Data lines →

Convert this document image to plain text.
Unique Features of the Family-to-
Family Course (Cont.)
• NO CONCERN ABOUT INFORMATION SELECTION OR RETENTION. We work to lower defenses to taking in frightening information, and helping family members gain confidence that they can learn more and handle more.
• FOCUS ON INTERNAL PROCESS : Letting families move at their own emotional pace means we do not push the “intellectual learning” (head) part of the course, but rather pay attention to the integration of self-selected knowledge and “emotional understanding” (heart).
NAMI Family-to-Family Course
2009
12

Short problem →
Transcribe every entry verbatim.

Answer below →
Convert this document image to plain text.
Unique Features of the Family-to-
Family Course (Cont.)
• NO CONCERN ABOUT INFORMATION SELECTION OR RETENTION. We work to lower defenses to taking in frightening information, and helping family members gain confidence that they can learn more and handle more.
• FOCUS ON INTERNAL PROCESS : Letting families move at their own emotional pace means we do not push the “intellectual learning” (head) part of the course, but rather pay attention to the integration of self-selected knowledge and “emotional understanding” (heart).
NAMI Family-to-Family Course
2009
12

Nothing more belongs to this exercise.